## Aim
Would you write out the entries below, every one of them, exactly?

▬▬▬▬▬▬

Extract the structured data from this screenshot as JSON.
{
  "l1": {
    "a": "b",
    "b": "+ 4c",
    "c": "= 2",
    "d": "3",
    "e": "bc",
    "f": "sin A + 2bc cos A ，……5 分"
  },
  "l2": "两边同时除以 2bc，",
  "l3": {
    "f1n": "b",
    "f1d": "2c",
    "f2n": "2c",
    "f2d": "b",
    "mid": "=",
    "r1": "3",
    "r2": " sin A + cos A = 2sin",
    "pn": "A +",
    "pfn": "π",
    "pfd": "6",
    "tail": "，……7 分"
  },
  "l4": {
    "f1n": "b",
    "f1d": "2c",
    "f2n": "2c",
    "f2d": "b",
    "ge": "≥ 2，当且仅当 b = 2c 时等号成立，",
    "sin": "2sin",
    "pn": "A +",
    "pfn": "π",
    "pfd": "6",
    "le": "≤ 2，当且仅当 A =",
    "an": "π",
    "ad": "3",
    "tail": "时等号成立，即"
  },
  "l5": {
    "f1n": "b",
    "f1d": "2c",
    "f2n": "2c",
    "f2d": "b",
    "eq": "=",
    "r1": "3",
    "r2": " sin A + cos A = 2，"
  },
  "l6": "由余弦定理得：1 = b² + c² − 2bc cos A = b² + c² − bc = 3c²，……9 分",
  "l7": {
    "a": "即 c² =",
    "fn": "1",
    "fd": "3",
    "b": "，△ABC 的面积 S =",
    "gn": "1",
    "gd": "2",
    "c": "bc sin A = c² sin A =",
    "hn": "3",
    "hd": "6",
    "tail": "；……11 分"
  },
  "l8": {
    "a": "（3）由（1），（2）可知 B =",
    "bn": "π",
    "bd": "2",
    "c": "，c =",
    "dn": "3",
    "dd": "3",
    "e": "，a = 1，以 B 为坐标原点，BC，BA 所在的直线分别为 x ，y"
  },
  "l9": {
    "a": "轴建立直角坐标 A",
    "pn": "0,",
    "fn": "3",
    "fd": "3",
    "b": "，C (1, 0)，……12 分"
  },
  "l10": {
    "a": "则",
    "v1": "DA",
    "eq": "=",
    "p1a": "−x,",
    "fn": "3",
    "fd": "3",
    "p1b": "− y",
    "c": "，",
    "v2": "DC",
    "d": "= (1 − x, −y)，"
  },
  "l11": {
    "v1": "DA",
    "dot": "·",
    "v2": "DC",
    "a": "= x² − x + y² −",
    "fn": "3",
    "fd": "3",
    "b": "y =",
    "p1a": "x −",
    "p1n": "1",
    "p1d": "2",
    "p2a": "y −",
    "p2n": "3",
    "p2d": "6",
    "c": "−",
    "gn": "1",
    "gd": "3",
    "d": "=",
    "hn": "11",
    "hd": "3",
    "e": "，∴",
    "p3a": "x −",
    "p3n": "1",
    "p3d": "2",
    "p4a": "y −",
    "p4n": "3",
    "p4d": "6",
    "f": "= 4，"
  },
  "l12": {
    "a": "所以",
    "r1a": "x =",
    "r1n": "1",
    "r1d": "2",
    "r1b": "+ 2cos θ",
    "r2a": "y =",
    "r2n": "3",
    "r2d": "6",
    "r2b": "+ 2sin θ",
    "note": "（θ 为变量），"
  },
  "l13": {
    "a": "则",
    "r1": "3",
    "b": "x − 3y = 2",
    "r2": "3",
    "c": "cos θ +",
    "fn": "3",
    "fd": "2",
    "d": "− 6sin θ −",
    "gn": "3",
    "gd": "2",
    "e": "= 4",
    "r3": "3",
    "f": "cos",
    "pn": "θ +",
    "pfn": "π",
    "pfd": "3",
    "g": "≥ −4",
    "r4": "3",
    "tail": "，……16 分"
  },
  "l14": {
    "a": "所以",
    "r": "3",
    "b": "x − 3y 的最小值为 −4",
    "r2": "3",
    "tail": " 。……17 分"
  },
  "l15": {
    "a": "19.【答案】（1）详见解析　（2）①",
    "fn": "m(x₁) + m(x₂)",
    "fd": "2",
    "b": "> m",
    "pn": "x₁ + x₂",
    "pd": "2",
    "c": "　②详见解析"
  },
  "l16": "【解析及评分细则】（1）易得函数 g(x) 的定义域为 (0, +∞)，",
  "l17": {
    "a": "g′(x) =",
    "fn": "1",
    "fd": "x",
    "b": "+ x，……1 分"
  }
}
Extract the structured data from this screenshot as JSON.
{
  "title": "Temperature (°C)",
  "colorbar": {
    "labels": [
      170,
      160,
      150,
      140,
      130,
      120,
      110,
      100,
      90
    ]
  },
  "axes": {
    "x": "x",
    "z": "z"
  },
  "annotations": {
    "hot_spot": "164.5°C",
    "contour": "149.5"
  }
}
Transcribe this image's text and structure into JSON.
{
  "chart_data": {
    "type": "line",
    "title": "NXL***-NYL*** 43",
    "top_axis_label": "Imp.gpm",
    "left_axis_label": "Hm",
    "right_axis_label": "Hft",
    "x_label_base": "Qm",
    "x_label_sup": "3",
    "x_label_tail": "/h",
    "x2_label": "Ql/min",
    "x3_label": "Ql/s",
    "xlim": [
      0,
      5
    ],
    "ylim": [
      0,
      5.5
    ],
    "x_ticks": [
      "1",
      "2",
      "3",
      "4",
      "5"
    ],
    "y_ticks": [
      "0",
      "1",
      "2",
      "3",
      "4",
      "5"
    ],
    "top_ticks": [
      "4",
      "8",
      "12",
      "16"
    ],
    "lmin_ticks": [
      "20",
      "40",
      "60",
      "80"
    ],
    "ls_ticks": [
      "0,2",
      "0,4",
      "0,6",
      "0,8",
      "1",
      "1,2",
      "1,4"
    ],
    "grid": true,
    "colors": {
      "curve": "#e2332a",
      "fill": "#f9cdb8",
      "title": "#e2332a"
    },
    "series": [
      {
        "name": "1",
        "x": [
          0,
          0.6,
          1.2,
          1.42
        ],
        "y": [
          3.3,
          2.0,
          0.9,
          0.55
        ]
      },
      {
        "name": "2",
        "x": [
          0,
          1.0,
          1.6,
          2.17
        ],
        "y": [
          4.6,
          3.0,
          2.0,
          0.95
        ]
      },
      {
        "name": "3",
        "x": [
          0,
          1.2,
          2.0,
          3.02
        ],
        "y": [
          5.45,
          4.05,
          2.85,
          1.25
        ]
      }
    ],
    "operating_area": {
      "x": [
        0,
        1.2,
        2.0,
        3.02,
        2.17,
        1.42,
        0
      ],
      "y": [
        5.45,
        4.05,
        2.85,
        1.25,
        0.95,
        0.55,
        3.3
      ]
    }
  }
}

▬▬▬▬▬▬

## Task solution
Extract the structured data from this screenshot as JSON.
{
  "l1": {
    "a": "b",
    "b": "+ 4c",
    "c": "= 2",
    "d": "3",
    "e": "bc",
    "f": "sin A + 2bc cos A ，……5 分"
  },
  "l2": "两边同时除以 2bc，",
  "l3": {
    "f1n": "b",
    "f1d": "2c",
    "f2n": "2c",
    "f2d": "b",
    "mid": "=",
    "r1": "3",
    "r2": " sin A + cos A = 2sin",
    "pn": "A +",
    "pfn": "π",
    "pfd": "6",
    "tail": "，……7 分"
  },
  "l4": {
    "f1n": "b",
    "f1d": "2c",
    "f2n": "2c",
    "f2d": "b",
    "ge": "≥ 2，当且仅当 b = 2c 时等号成立，",
    "sin": "2sin",
    "pn": "A +",
    "pfn": "π",
    "pfd": "6",
    "le": "≤ 2，当且仅当 A =",
    "an": "π",
    "ad": "3",
    "tail": "时等号成立，即"
  },
  "l5": {
    "f1n": "b",
    "f1d": "2c",
    "f2n": "2c",
    "f2d": "b",
    "eq": "=",
    "r1": "3",
    "r2": " sin A + cos A = 2，"
  },
  "l6": "由余弦定理得：1 = b² + c² − 2bc cos A = b² + c² − bc = 3c²，……9 分",
  "l7": {
    "a": "即 c² =",
    "fn": "1",
    "fd": "3",
    "b": "，△ABC 的面积 S =",
    "gn": "1",
    "gd": "2",
    "c": "bc sin A = c² sin A =",
    "hn": "3",
    "hd": "6",
    "tail": "；……11 分"
  },
  "l8": {
    "a": "（3）由（1），（2）可知 B =",
    "bn": "π",
    "bd": "2",
    "c": "，c =",
    "dn": "3",
    "dd": "3",
    "e": "，a = 1，以 B 为坐标原点，BC，BA 所在的直线分别为 x ，y"
  },
  "l9": {
    "a": "轴建立直角坐标 A",
    "pn": "0,",
    "fn": "3",
    "fd": "3",
    "b": "，C (1, 0)，……12 分"
  },
  "l10": {
    "a": "则",
    "v1": "DA",
    "eq": "=",
    "p1a": "−x,",
    "fn": "3",
    "fd": "3",
    "p1b": "− y",
    "c": "，",
    "v2": "DC",
    "d": "= (1 − x, −y)，"
  },
  "l11": {
    "v1": "DA",
    "dot": "·",
    "v2": "DC",
    "a": "= x² − x + y² −",
    "fn": "3",
    "fd": "3",
    "b": "y =",
    "p1a": "x −",
    "p1n": "1",
    "p1d": "2",
    "p2a": "y −",
    "p2n": "3",
    "p2d": "6",
    "c": "−",
    "gn": "1",
    "gd": "3",
    "d": "=",
    "hn": "11",
    "hd": "3",
    "e": "，∴",
    "p3a": "x −",
    "p3n": "1",
    "p3d": "2",
    "p4a": "y −",
    "p4n": "3",
    "p4d": "6",
    "f": "= 4，"
  },
  "l12": {
    "a": "所以",
    "r1a": "x =",
    "r1n": "1",
    "r1d": "2",
    "r1b": "+ 2cos θ",
    "r2a": "y =",
    "r2n": "3",
    "r2d": "6",
    "r2b": "+ 2sin θ",
    "note": "（θ 为变量），"
  },
  "l13": {
    "a": "则",
    "r1": "3",
    "b": "x − 3y = 2",
    "r2": "3",
    "c": "cos θ +",
    "fn": "3",
    "fd": "2",
    "d": "− 6sin θ −",
    "gn": "3",
    "gd": "2",
    "e": "= 4",
    "r3": "3",
    "f": "cos",
    "pn": "θ +",
    "pfn": "π",
    "pfd": "3",
    "g": "≥ −4",
    "r4": "3",
    "tail": "，……16 分"
  },
  "l14": {
    "a": "所以",
    "r": "3",
    "b": "x − 3y 的最小值为 −4",
    "r2": "3",
    "tail": " 。……17 分"
  },
  "l15": {
    "a": "19.【答案】（1）详见解析　（2）①",
    "fn": "m(x₁) + m(x₂)",
    "fd": "2",
    "b": "> m",
    "pn": "x₁ + x₂",
    "pd": "2",
    "c": "　②详见解析"
  },
  "l16": "【解析及评分细则】（1）易得函数 g(x) 的定义域为 (0, +∞)，",
  "l17": {
    "a": "g′(x) =",
    "fn": "1",
    "fd": "x",
    "b": "+ x，……1 分"
  }
}
Extract the structured data from this screenshot as JSON.
{
  "title": "Temperature (°C)",
  "colorbar": {
    "labels": [
      170,
      160,
      150,
      140,
      130,
      120,
      110,
      100,
      90
    ]
  },
  "axes": {
    "x": "x",
    "z": "z"
  },
  "annotations": {
    "hot_spot": "164.5°C",
    "contour": "149.5"
  }
}
Transcribe this image's text and structure into JSON.
{
  "chart_data": {
    "type": "line",
    "title": "NXL***-NYL*** 43",
    "top_axis_label": "Imp.gpm",
    "left_axis_label": "Hm",
    "right_axis_label": "Hft",
    "x_label_base": "Qm",
    "x_label_sup": "3",
    "x_label_tail": "/h",
    "x2_label": "Ql/min",
    "x3_label": "Ql/s",
    "xlim": [
      0,
      5
    ],
    "ylim": [
      0,
      5.5
    ],
    "x_ticks": [
      "1",
      "2",
      "3",
      "4",
      "5"
    ],
    "y_ticks": [
      "0",
      "1",
      "2",
      "3",
      "4",
      "5"
    ],
    "top_ticks": [
      "4",
      "8",
      "12",
      "16"
    ],
    "lmin_ticks": [
      "20",
      "40",
      "60",
      "80"
    ],
    "ls_ticks": [
      "0,2",
      "0,4",
      "0,6",
      "0,8",
      "1",
      "1,2",
      "1,4"
    ],
    "grid": true,
    "colors": {
      "curve": "#e2332a",
      "fill": "#f9cdb8",
      "title": "#e2332a"
    },
    "series": [
      {
        "name": "1",
        "x": [
          0,
          0.6,
          1.2,
          1.42
        ],
        "y": [
          3.3,
          2.0,
          0.9,
          0.55
        ]
      },
      {
        "name": "2",
        "x": [
          0,
          1.0,
          1.6,
          2.17
        ],
        "y": [
          4.6,
          3.0,
          2.0,
          0.95
        ]
      },
      {
        "name": "3",
        "x": [
          0,
          1.2,
          2.0,
          3.02
        ],
        "y": [
          5.45,
          4.05,
          2.85,
          1.25
        ]
      }
    ],
    "operating_area": {
      "x": [
        0,
        1.2,
        2.0,
        3.02,
        2.17,
        1.42,
        0
      ],
      "y": [
        5.45,
        4.05,
        2.85,
        1.25,
        0.95,
        0.55,
        3.3
      ]
    }
  }
}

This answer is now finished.